-- start of Provided entries --

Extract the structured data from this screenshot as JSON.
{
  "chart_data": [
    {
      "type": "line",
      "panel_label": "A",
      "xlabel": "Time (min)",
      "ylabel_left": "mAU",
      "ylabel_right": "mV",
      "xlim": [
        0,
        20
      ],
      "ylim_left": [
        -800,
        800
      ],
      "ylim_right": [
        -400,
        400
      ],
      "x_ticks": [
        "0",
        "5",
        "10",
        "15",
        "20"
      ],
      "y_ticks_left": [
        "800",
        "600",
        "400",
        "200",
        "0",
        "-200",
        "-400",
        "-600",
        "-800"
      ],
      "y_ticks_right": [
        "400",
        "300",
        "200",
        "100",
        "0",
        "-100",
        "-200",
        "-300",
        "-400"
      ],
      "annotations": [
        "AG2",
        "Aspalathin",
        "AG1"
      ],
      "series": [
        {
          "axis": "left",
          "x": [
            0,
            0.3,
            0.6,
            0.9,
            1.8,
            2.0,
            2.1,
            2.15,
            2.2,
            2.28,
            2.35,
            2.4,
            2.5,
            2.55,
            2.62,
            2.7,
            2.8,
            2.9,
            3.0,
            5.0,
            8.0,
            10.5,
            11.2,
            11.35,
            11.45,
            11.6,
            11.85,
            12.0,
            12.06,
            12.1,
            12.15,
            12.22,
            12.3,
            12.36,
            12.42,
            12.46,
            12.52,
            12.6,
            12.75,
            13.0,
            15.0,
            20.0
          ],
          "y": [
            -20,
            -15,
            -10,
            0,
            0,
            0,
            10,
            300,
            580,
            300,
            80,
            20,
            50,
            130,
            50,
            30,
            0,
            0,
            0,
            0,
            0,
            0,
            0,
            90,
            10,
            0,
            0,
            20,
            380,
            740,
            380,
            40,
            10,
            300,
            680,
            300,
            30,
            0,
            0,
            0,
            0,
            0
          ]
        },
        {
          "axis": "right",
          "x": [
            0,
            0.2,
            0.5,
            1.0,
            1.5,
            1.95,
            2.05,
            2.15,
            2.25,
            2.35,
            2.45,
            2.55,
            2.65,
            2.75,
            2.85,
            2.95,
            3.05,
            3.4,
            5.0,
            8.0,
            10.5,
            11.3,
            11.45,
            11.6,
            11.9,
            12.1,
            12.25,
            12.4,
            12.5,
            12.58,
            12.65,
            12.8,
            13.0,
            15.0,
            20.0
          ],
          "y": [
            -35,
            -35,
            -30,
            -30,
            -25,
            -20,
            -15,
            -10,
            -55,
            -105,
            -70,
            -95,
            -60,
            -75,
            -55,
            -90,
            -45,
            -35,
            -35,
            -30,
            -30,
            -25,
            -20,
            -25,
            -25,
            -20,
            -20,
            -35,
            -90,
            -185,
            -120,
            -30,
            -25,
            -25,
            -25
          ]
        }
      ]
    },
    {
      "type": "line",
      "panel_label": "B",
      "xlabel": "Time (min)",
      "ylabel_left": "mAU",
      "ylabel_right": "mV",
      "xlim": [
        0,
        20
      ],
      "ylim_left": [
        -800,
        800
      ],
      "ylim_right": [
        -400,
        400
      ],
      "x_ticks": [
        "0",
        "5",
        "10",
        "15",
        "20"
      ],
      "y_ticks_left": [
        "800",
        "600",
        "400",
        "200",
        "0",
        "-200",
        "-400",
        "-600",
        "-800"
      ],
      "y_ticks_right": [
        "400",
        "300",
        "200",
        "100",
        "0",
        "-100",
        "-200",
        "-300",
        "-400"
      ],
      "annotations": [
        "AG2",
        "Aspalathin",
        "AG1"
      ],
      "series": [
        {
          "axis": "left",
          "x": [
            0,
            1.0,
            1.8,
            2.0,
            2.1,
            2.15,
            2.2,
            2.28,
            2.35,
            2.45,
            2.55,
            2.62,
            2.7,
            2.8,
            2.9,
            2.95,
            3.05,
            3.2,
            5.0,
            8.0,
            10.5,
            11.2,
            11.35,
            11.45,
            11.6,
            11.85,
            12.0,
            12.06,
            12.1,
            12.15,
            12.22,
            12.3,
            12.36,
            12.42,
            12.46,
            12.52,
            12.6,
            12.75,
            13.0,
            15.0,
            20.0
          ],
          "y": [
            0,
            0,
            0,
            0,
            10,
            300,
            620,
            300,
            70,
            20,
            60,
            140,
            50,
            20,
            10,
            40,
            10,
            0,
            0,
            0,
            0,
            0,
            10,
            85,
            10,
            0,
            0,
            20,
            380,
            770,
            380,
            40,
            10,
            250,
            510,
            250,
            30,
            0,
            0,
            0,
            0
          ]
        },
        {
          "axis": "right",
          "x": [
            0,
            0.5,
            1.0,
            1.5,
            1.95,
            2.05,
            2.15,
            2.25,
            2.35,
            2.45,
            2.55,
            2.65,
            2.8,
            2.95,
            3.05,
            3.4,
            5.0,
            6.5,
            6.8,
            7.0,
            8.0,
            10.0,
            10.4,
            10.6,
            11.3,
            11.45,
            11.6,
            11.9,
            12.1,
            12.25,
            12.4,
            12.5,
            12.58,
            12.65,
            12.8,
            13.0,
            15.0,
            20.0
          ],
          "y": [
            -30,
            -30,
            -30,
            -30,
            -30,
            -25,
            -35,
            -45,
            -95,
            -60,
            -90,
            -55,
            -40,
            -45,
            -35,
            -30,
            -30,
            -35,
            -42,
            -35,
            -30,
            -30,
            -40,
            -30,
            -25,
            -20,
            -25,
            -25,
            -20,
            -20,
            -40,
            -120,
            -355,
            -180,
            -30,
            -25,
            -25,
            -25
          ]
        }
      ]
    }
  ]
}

-- end of Provided entries --

Task instructions
Extract each line of the material exactly as it stands.

Answer to this exercise
Extract the structured data from this screenshot as JSON.
{
  "chart_data": [
    {
      "type": "line",
      "panel_label": "A",
      "xlabel": "Time (min)",
      "ylabel_left": "mAU",
      "ylabel_right": "mV",
      "xlim": [
        0,
        20
      ],
      "ylim_left": [
        -800,
        800
      ],
      "ylim_right": [
        -400,
        400
      ],
      "x_ticks": [
        "0",
        "5",
        "10",
        "15",
        "20"
      ],
      "y_ticks_left": [
        "800",
        "600",
        "400",
        "200",
        "0",
        "-200",
        "-400",
        "-600",
        "-800"
      ],
      "y_ticks_right": [
        "400",
        "300",
        "200",
        "100",
        "0",
        "-100",
        "-200",
        "-300",
        "-400"
      ],
      "annotations": [
        "AG2",
        "Aspalathin",
        "AG1"
      ],
      "series": [
        {
          "axis": "left",
          "x": [
            0,
            0.3,
            0.6,
            0.9,
            1.8,
            2.0,
            2.1,
            2.15,
            2.2,
            2.28,
            2.35,
            2.4,
            2.5,
            2.55,
            2.62,
            2.7,
            2.8,
            2.9,
            3.0,
            5.0,
            8.0,
            10.5,
            11.2,
            11.35,
            11.45,
            11.6,
            11.85,
            12.0,
            12.06,
            12.1,
            12.15,
            12.22,
            12.3,
            12.36,
            12.42,
            12.46,
            12.52,
            12.6,
            12.75,
            13.0,
            15.0,
            20.0
          ],
          "y": [
            -20,
            -15,
            -10,
            0,
            0,
            0,
            10,
            300,
            580,
            300,
            80,
            20,
            50,
            130,
            50,
            30,
            0,
            0,
            0,
            0,
            0,
            0,
            0,
            90,
            10,
            0,
            0,
            20,
            380,
            740,
            380,
            40,
            10,
            300,
            680,
            300,
            30,
            0,
            0,
            0,
            0,
            0
          ]
        },
        {
          "axis": "right",
          "x": [
            0,
            0.2,
            0.5,
            1.0,
            1.5,
            1.95,
            2.05,
            2.15,
            2.25,
            2.35,
            2.45,
            2.55,
            2.65,
            2.75,
            2.85,
            2.95,
            3.05,
            3.4,
            5.0,
            8.0,
            10.5,
            11.3,
            11.45,
            11.6,
            11.9,
            12.1,
            12.25,
            12.4,
            12.5,
            12.58,
            12.65,
            12.8,
            13.0,
            15.0,
            20.0
          ],
          "y": [
            -35,
            -35,
            -30,
            -30,
            -25,
            -20,
            -15,
            -10,
            -55,
            -105,
            -70,
            -95,
            -60,
            -75,
            -55,
            -90,
            -45,
            -35,
            -35,
            -30,
            -30,
            -25,
            -20,
            -25,
            -25,
            -20,
            -20,
            -35,
            -90,
            -185,
            -120,
            -30,
            -25,
            -25,
            -25
          ]
        }
      ]
    },
    {
      "type": "line",
      "panel_label": "B",
      "xlabel": "Time (min)",
      "ylabel_left": "mAU",
      "ylabel_right": "mV",
      "xlim": [
        0,
        20
      ],
      "ylim_left": [
        -800,
        800
      ],
      "ylim_right": [
        -400,
        400
      ],
      "x_ticks": [
        "0",
        "5",
        "10",
        "15",
        "20"
      ],
      "y_ticks_left": [
        "800",
        "600",
        "400",
        "200",
        "0",
        "-200",
        "-400",
        "-600",
        "-800"
      ],
      "y_ticks_right": [
        "400",
        "300",
        "200",
        "100",
        "0",
        "-100",
        "-200",
        "-300",
        "-400"
      ],
      "annotations": [
        "AG2",
        "Aspalathin",
        "AG1"
      ],
      "series": [
        {
          "axis": "left",
          "x": [
            0,
            1.0,
            1.8,
            2.0,
            2.1,
            2.15,
            2.2,
            2.28,
            2.35,
            2.45,
            2.55,
            2.62,
            2.7,
            2.8,
            2.9,
            2.95,
            3.05,
            3.2,
            5.0,
            8.0,
            10.5,
            11.2,
            11.35,
            11.45,
            11.6,
            11.85,
            12.0,
            12.06,
            12.1,
            12.15,
            12.22,
            12.3,
            12.36,
            12.42,
            12.46,
            12.52,
            12.6,
            12.75,
            13.0,
            15.0,
            20.0
          ],
          "y": [
            0,
            0,
            0,
            0,
            10,
            300,
            620,
            300,
            70,
            20,
            60,
            140,
            50,
            20,
            10,
            40,
            10,
            0,
            0,
            0,
            0,
            0,
            10,
            85,
            10,
            0,
            0,
            20,
            380,
            770,
            380,
            40,
            10,
            250,
            510,
            250,
            30,
            0,
            0,
            0,
            0
          ]
        },
        {
          "axis": "right",
          "x": [
            0,
            0.5,
            1.0,
            1.5,
            1.95,
            2.05,
            2.15,
            2.25,
            2.35,
            2.45,
            2.55,
            2.65,
            2.8,
            2.95,
            3.05,
            3.4,
            5.0,
            6.5,
            6.8,
            7.0,
            8.0,
            10.0,
            10.4,
            10.6,
            11.3,
            11.45,
            11.6,
            11.9,
            12.1,
            12.25,
            12.4,
            12.5,
            12.58,
            12.65,
            12.8,
            13.0,
            15.0,
            20.0
          ],
          "y": [
            -30,
            -30,
            -30,
            -30,
            -30,
            -25,
            -35,
            -45,
            -95,
            -60,
            -90,
            -55,
            -40,
            -45,
            -35,
            -30,
            -30,
            -35,
            -42,
            -35,
            -30,
            -30,
            -40,
            -30,
            -25,
            -20,
            -25,
            -25,
            -20,
            -20,
            -40,
            -120,
            -355,
            -180,
            -30,
            -25,
            -25,
            -25
          ]
        }
      ]
    }
  ]
}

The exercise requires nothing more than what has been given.